**GIVEN INSTRUCTION:**
Transcribe the data in full and exactly, omitting any pictures.

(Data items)
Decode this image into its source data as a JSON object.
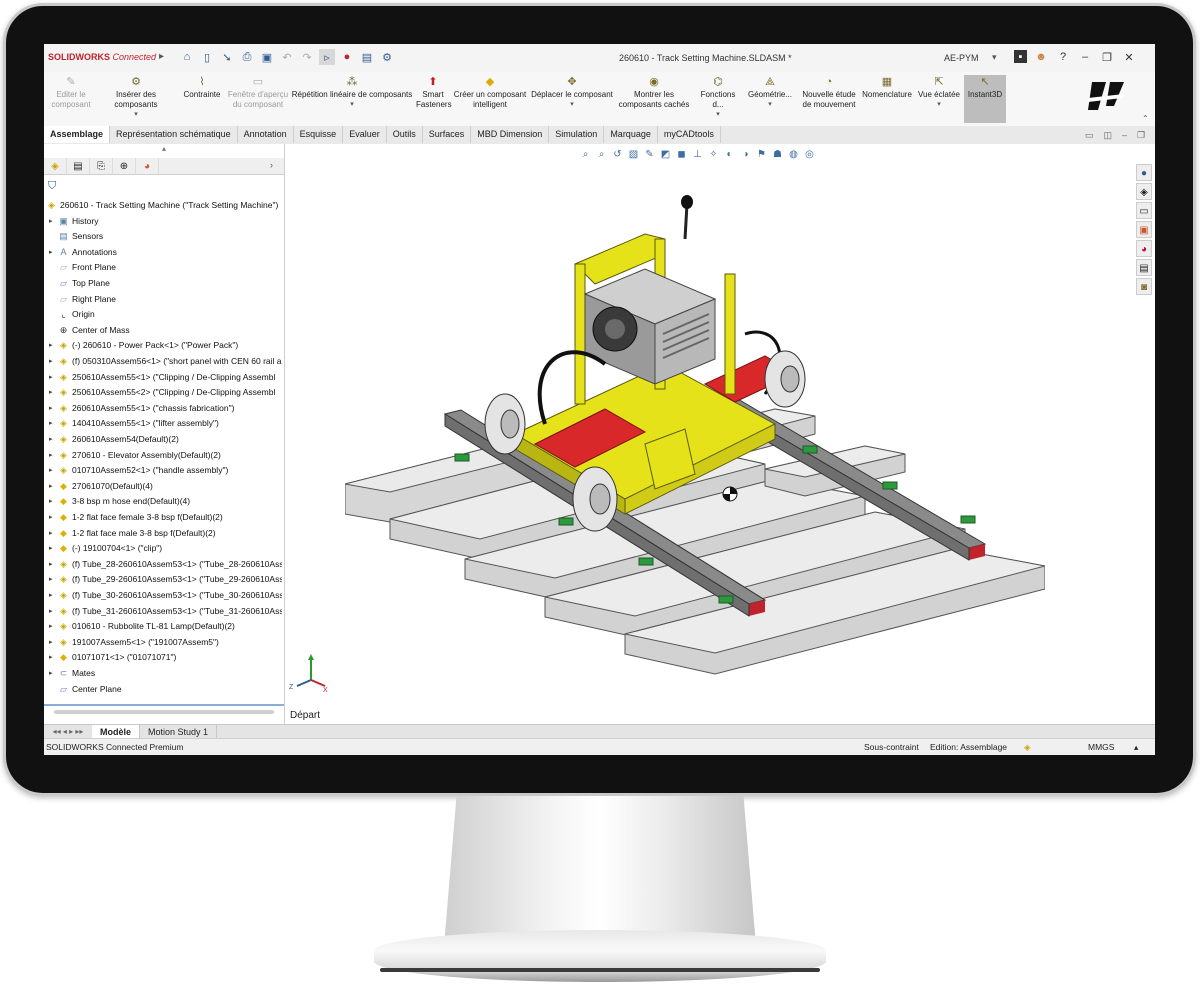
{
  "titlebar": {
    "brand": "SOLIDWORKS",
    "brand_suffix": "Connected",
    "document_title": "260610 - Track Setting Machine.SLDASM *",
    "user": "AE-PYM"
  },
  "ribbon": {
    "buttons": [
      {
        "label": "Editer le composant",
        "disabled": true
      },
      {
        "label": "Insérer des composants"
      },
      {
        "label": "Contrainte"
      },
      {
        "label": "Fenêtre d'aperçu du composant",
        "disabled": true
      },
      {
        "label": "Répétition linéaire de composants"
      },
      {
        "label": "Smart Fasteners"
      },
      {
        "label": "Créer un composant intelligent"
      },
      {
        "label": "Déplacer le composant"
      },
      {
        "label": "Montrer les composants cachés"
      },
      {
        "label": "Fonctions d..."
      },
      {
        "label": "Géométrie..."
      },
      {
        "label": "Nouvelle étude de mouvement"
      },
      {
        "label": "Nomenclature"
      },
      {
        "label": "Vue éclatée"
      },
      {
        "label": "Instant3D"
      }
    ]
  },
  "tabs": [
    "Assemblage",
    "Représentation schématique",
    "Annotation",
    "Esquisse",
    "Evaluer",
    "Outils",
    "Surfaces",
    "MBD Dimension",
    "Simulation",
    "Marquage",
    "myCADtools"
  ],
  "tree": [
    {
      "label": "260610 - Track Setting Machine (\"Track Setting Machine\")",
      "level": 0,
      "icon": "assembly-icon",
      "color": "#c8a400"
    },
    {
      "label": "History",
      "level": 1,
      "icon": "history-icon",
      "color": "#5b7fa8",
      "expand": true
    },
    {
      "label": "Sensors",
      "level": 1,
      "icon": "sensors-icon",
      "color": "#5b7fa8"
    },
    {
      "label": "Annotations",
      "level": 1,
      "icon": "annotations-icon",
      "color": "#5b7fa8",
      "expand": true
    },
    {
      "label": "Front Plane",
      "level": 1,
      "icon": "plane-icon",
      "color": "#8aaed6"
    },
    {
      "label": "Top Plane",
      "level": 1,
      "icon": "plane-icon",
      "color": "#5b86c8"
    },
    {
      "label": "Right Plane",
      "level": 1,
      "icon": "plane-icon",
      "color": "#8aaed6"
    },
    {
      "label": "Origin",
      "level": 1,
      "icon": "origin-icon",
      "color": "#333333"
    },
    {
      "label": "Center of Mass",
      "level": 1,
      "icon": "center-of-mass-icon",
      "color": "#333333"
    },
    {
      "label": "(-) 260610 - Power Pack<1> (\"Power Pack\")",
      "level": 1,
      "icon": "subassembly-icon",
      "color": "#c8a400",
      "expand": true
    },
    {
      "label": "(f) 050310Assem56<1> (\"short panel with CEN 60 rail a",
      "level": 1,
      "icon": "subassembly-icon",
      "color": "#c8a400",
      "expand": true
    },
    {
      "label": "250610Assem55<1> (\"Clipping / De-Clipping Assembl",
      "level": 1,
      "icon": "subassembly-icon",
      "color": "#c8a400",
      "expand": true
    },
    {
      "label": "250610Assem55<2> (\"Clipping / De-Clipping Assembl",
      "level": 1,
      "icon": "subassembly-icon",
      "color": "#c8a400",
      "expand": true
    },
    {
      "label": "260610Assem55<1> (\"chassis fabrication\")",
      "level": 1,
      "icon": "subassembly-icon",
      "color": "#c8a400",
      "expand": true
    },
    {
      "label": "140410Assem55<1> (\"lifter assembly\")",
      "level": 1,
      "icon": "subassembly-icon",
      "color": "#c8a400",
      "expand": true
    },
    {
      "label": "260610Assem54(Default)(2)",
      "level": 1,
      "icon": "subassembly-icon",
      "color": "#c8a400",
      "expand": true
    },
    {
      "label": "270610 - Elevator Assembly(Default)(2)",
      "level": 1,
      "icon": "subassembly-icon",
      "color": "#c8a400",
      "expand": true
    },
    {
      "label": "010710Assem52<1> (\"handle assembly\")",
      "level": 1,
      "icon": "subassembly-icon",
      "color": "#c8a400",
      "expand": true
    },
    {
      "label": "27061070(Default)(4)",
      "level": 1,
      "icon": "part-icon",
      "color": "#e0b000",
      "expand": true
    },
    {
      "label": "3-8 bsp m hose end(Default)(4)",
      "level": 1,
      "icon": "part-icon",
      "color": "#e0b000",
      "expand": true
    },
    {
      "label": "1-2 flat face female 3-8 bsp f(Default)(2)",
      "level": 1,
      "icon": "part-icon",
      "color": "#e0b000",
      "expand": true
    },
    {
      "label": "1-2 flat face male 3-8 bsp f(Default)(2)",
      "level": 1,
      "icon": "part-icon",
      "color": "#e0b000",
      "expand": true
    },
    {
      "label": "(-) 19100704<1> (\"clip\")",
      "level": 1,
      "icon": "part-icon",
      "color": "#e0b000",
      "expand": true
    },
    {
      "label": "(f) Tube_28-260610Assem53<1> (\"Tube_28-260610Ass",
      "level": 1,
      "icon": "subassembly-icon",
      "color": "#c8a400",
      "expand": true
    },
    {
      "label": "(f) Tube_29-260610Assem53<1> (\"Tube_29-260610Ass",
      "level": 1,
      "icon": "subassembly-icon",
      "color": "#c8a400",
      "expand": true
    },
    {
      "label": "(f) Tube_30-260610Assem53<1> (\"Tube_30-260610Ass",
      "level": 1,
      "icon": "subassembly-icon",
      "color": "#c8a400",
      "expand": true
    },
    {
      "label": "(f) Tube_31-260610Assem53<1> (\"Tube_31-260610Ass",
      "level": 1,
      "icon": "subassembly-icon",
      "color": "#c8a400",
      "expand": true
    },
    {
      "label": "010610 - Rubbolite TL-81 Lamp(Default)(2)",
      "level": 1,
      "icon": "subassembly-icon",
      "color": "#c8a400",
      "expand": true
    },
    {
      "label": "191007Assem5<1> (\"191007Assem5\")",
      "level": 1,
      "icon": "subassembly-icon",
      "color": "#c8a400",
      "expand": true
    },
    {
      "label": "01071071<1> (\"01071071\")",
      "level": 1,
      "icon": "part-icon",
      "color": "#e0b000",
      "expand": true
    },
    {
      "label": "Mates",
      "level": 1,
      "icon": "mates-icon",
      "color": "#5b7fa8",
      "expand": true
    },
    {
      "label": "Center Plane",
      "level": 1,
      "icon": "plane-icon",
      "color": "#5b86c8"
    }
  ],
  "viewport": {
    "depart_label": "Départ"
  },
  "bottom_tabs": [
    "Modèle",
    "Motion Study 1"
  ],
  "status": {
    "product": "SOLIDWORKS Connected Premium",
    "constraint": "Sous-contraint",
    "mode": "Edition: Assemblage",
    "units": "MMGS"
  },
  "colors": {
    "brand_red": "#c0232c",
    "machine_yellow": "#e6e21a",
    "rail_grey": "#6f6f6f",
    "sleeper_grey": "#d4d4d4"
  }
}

**RESPONSE TO THIS EXERCISE:**
Decode this image into its source data as a JSON object.
{
  "titlebar": {
    "brand": "SOLIDWORKS",
    "brand_suffix": "Connected",
    "document_title": "260610 - Track Setting Machine.SLDASM *",
    "user": "AE-PYM"
  },
  "ribbon": {
    "buttons": [
      {
        "label": "Editer le composant",
        "disabled": true
      },
      {
        "label": "Insérer des composants"
      },
      {
        "label": "Contrainte"
      },
      {
        "label": "Fenêtre d'aperçu du composant",
        "disabled": true
      },
      {
        "label": "Répétition linéaire de composants"
      },
      {
        "label": "Smart Fasteners"
      },
      {
        "label": "Créer un composant intelligent"
      },
      {
        "label": "Déplacer le composant"
      },
      {
        "label": "Montrer les composants cachés"
      },
      {
        "label": "Fonctions d..."
      },
      {
        "label": "Géométrie..."
      },
      {
        "label": "Nouvelle étude de mouvement"
      },
      {
        "label": "Nomenclature"
      },
      {
        "label": "Vue éclatée"
      },
      {
        "label": "Instant3D"
      }
    ]
  },
  "tabs": [
    "Assemblage",
    "Représentation schématique",
    "Annotation",
    "Esquisse",
    "Evaluer",
    "Outils",
    "Surfaces",
    "MBD Dimension",
    "Simulation",
    "Marquage",
    "myCADtools"
  ],
  "tree": [
    {
      "label": "260610 - Track Setting Machine (\"Track Setting Machine\")",
      "level": 0,
      "icon": "assembly-icon",
      "color": "#c8a400"
    },
    {
      "label": "History",
      "level": 1,
      "icon": "history-icon",
      "color": "#5b7fa8",
      "expand": true
    },
    {
      "label": "Sensors",
      "level": 1,
      "icon": "sensors-icon",
      "color": "#5b7fa8"
    },
    {
      "label": "Annotations",
      "level": 1,
      "icon": "annotations-icon",
      "color": "#5b7fa8",
      "expand": true
    },
    {
      "label": "Front Plane",
      "level": 1,
      "icon": "plane-icon",
      "color": "#8aaed6"
    },
    {
      "label": "Top Plane",
      "level": 1,
      "icon": "plane-icon",
      "color": "#5b86c8"
    },
    {
      "label": "Right Plane",
      "level": 1,
      "icon": "plane-icon",
      "color": "#8aaed6"
    },
    {
      "label": "Origin",
      "level": 1,
      "icon": "origin-icon",
      "color": "#333333"
    },
    {
      "label": "Center of Mass",
      "level": 1,
      "icon": "center-of-mass-icon",
      "color": "#333333"
    },
    {
      "label": "(-) 260610 - Power Pack<1> (\"Power Pack\")",
      "level": 1,
      "icon": "subassembly-icon",
      "color": "#c8a400",
      "expand": true
    },
    {
      "label": "(f) 050310Assem56<1> (\"short panel with CEN 60 rail a",
      "level": 1,
      "icon": "subassembly-icon",
      "color": "#c8a400",
      "expand": true
    },
    {
      "label": "250610Assem55<1> (\"Clipping / De-Clipping Assembl",
      "level": 1,
      "icon": "subassembly-icon",
      "color": "#c8a400",
      "expand": true
    },
    {
      "label": "250610Assem55<2> (\"Clipping / De-Clipping Assembl",
      "level": 1,
      "icon": "subassembly-icon",
      "color": "#c8a400",
      "expand": true
    },
    {
      "label": "260610Assem55<1> (\"chassis fabrication\")",
      "level": 1,
      "icon": "subassembly-icon",
      "color": "#c8a400",
      "expand": true
    },
    {
      "label": "140410Assem55<1> (\"lifter assembly\")",
      "level": 1,
      "icon": "subassembly-icon",
      "color": "#c8a400",
      "expand": true
    },
    {
      "label": "260610Assem54(Default)(2)",
      "level": 1,
      "icon": "subassembly-icon",
      "color": "#c8a400",
      "expand": true
    },
    {
      "label": "270610 - Elevator Assembly(Default)(2)",
      "level": 1,
      "icon": "subassembly-icon",
      "color": "#c8a400",
      "expand": true
    },
    {
      "label": "010710Assem52<1> (\"handle assembly\")",
      "level": 1,
      "icon": "subassembly-icon",
      "color": "#c8a400",
      "expand": true
    },
    {
      "label": "27061070(Default)(4)",
      "level": 1,
      "icon": "part-icon",
      "color": "#e0b000",
      "expand": true
    },
    {
      "label": "3-8 bsp m hose end(Default)(4)",
      "level": 1,
      "icon": "part-icon",
      "color": "#e0b000",
      "expand": true
    },
    {
      "label": "1-2 flat face female 3-8 bsp f(Default)(2)",
      "level": 1,
      "icon": "part-icon",
      "color": "#e0b000",
      "expand": true
    },
    {
      "label": "1-2 flat face male 3-8 bsp f(Default)(2)",
      "level": 1,
      "icon": "part-icon",
      "color": "#e0b000",
      "expand": true
    },
    {
      "label": "(-) 19100704<1> (\"clip\")",
      "level": 1,
      "icon": "part-icon",
      "color": "#e0b000",
      "expand": true
    },
    {
      "label": "(f) Tube_28-260610Assem53<1> (\"Tube_28-260610Ass",
      "level": 1,
      "icon": "subassembly-icon",
      "color": "#c8a400",
      "expand": true
    },
    {
      "label": "(f) Tube_29-260610Assem53<1> (\"Tube_29-260610Ass",
      "level": 1,
      "icon": "subassembly-icon",
      "color": "#c8a400",
      "expand": true
    },
    {
      "label": "(f) Tube_30-260610Assem53<1> (\"Tube_30-260610Ass",
      "level": 1,
      "icon": "subassembly-icon",
      "color": "#c8a400",
      "expand": true
    },
    {
      "label": "(f) Tube_31-260610Assem53<1> (\"Tube_31-260610Ass",
      "level": 1,
      "icon": "subassembly-icon",
      "color": "#c8a400",
      "expand": true
    },
    {
      "label": "010610 - Rubbolite TL-81 Lamp(Default)(2)",
      "level": 1,
      "icon": "subassembly-icon",
      "color": "#c8a400",
      "expand": true
    },
    {
      "label": "191007Assem5<1> (\"191007Assem5\")",
      "level": 1,
      "icon": "subassembly-icon",
      "color": "#c8a400",
      "expand": true
    },
    {
      "label": "01071071<1> (\"01071071\")",
      "level": 1,
      "icon": "part-icon",
      "color": "#e0b000",
      "expand": true
    },
    {
      "label": "Mates",
      "level": 1,
      "icon": "mates-icon",
      "color": "#5b7fa8",
      "expand": true
    },
    {
      "label": "Center Plane",
      "level": 1,
      "icon": "plane-icon",
      "color": "#5b86c8"
    }
  ],
  "viewport": {
    "depart_label": "Départ"
  },
  "bottom_tabs": [
    "Modèle",
    "Motion Study 1"
  ],
  "status": {
    "product": "SOLIDWORKS Connected Premium",
    "constraint": "Sous-contraint",
    "mode": "Edition: Assemblage",
    "units": "MMGS"
  },
  "colors": {
    "brand_red": "#c0232c",
    "machine_yellow": "#e6e21a",
    "rail_grey": "#6f6f6f",
    "sleeper_grey": "#d4d4d4"
  }
}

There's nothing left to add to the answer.